Sans pouvoir en faire le tour, on signalera ici quelques intéressantes nouveautés. — Dans les listes de souscripteurs, il s’agit souvent de noms rares ou nouveaux : dans le n° 443 (fragment du début II e s. a.C.) l’épichorique Εὐξίμβροτος et le rare Πειθάνωρ, ou, dans l’inscription suivante, [Κορ]άλλειν, équivalent de Κοράλλιον. Une dédicace de la seconde moitié du IV e s., adressée à Athéna et à Asklépios émane d’un certain Χενάνθης (n° 496) : le nom est nouveau.
Parmi les nouvelles apparitions dans la société coéenne, on peut relever un Laodicéen et son épouse Antiochéenne, auteurs d’une dédicace aux divinités égyptiennes dans la première moitié du II e s. a.C. (n° 552). La base a été réutilisé au I er s., comme le montre la signature d’un sculpteur inconnu jusque là, Onasas d’Halicarnasse (qui apparaît également dans le n° 1049). Deux siècles plus tard, un texte original concerne les mêmes cultes : il s’agit apparemment d’une inscription honorifique, consécutive à un vote du peuple, pour une femme, défunte, qui a consacré tout un ensemble d’objets de cultes, inventoriés dans le texte (n° 853). — Du n° 861, une autre inscription honorifique (2e moitié du I er s. a.C.), un seul fragment était connu : les deux autres publiés ici donnent le nom de l’ honorandus, C. Paccius Balbus, préteur, désigné comme patron de la cité. Parmi les grands personnages honorés par la cité de Cos, on peut évoquer Pythodôris, fille de Polémon, roi du Pont (n° 883) ou Trajan, sôtèr et ktistès (n° 899, ce titre était jusque là bien attesté pour son successeur Hadrien). — Une des plus intéressantes nouveautés du corpus est l’inscription honorifique d’Halasarna, qui bénéficie également d’une édition soignée de D. Summa, pour un citharode dont le palmarès est reproduit (n° 1166).3 Il a entre autres été vainqueur aux Klaudeia de Rhodes, dont c’est la première apparition (alors que des Klaudeia sont attestés dans plusieurs cités).
^^^^^^^^
■ **CONSIGNE**
Poursuivez le compte rendu sur les inscriptions de Cos à partir de sa dernière phrase. Les entrées qui suivent ne sont d'aucune utilité ici.
^^^^^^^^
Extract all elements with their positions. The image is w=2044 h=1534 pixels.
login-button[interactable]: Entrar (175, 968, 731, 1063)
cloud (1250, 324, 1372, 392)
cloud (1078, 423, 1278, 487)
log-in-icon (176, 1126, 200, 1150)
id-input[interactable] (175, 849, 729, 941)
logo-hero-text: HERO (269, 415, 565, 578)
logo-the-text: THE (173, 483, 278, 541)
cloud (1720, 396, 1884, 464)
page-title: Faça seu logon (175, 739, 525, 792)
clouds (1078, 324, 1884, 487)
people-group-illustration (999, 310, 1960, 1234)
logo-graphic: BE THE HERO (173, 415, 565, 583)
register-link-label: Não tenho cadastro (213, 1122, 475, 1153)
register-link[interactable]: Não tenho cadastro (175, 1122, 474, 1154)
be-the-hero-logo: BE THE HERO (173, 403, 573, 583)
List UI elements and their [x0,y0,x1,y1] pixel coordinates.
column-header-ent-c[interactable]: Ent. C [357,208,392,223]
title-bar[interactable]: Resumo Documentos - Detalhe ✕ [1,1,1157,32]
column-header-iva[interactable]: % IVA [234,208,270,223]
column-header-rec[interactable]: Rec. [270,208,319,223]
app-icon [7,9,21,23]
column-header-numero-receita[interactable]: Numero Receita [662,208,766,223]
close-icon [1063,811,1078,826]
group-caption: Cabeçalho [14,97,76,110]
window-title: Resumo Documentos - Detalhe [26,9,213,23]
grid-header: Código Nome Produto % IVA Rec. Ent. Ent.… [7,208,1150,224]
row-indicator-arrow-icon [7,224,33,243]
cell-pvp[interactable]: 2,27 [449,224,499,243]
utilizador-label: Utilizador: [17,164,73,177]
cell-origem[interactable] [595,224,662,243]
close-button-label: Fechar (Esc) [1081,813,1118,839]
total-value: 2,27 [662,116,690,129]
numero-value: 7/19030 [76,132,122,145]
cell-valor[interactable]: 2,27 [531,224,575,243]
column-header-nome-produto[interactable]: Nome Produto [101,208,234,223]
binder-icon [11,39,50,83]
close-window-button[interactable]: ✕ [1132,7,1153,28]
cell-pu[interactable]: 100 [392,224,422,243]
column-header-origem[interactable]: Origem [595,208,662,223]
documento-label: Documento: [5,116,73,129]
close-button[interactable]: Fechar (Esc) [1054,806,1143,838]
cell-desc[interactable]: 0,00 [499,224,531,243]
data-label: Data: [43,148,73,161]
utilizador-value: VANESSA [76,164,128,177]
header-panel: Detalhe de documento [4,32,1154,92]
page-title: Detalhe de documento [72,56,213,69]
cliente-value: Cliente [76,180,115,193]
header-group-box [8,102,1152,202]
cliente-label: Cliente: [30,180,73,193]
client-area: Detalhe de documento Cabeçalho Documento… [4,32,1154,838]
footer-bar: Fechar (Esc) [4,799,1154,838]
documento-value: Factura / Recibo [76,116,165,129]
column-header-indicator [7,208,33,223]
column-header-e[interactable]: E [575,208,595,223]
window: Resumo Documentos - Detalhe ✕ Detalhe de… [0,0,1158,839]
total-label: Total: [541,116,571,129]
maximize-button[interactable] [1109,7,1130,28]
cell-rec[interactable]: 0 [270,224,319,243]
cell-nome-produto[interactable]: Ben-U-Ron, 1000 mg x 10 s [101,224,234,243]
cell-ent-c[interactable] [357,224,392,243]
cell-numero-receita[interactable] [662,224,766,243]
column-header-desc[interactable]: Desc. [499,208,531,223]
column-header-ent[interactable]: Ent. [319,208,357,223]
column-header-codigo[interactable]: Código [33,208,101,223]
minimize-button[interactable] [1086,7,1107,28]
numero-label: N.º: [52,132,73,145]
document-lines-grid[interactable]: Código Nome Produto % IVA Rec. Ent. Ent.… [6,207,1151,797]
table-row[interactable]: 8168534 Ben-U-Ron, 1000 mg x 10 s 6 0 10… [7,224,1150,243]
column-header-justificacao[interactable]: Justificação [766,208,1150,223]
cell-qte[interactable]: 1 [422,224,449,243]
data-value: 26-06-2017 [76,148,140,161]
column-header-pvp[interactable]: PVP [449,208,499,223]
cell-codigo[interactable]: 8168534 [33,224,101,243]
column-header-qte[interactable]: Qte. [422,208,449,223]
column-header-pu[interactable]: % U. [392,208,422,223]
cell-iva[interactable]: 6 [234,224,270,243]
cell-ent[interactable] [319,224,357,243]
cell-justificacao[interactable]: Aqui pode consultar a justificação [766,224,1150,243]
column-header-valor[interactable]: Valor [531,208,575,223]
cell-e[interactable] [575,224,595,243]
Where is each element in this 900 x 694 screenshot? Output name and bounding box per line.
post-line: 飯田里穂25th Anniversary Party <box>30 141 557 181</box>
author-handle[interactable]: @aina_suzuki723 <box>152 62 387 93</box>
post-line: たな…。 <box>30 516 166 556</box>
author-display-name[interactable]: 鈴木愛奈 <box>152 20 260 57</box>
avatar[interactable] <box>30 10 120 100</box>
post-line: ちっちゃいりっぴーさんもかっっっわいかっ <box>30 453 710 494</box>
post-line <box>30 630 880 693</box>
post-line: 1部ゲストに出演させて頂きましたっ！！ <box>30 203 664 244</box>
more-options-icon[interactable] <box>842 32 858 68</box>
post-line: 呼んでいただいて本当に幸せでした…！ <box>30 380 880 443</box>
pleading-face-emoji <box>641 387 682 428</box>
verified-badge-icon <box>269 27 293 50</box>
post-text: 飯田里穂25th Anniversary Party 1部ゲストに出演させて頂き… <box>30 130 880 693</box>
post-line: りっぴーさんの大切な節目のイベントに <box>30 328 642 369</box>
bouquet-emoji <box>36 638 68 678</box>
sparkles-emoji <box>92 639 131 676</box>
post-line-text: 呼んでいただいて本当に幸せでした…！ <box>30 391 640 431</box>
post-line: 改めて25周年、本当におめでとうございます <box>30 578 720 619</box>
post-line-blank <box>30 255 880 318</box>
^^^^^^^^
■ **PRODUCTION ATTENDUE**
D’une manière générale, ce nouveau fascicule du corpus de Cos ouvre la voie à bien des études. D’abord d’histoire sociale, avec les souscripteurs, surtout à l’époque hellénistique, les dédicants, les personnes honorées, surtout à l’époque impériale. Il y aurait là matière à s’interroger sur l’habitus épigraphique de Cos, avec sa foisonnante série de listes, et sur les pratiques sociales qu’elle pourrait traduire. Mais les spécialistes d’histoire religieuse y trouveront aussi leur compte, grâce aux séries de dédicaces ou de bornes. Ce ne sont que deux exemples des richesses de ce corpus. En attendant la parution des prochains volumes, qui devrait être rapide, on saluera de nouveau la réussite exemplaire de cette entreprise.
Notes
1. Leur décompte dépend de la prise en compte des fragments nouveaux d’inscriptions anciennement connues : la liste donnée à la fin du volume donne 225 numéros, y compris ces fragments.
2. Sur cette absence encore plus gênante pour le précédent volume, cf. Bulletin épigraphique de la REG 124 (2011), 472.
3. D. Summa, « Ein neuer Kitharöde aus Kos (IG XII 4, 2, 1166) », ZPE 184 (2013), p. 175-182.